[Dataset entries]
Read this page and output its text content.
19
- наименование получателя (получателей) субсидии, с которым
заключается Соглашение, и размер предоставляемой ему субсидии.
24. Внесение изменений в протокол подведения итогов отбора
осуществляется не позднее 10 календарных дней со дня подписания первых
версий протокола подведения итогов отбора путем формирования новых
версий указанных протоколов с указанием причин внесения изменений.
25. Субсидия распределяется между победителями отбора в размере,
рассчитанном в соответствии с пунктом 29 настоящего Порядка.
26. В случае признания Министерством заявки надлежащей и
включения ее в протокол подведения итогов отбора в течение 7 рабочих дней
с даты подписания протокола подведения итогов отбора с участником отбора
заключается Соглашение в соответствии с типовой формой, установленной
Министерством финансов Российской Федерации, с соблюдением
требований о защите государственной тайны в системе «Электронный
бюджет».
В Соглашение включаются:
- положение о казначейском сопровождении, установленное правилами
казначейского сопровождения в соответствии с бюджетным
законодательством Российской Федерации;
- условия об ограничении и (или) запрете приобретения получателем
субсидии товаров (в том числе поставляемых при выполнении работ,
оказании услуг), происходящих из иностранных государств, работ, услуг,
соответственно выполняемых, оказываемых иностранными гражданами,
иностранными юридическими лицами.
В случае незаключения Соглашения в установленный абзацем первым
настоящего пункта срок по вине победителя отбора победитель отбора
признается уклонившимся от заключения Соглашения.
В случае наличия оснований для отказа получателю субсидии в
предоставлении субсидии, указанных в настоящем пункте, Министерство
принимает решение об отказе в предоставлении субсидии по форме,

■ **TASK TO COMPLETE**
Only lines with the word "Министерством" are wanted, so copy each one from the records.

■ **ANSWER FOR THE TASK**
26. В случае признания Министерством заявки надлежащей и
Министерством финансов Российской Федерации, с соблюдением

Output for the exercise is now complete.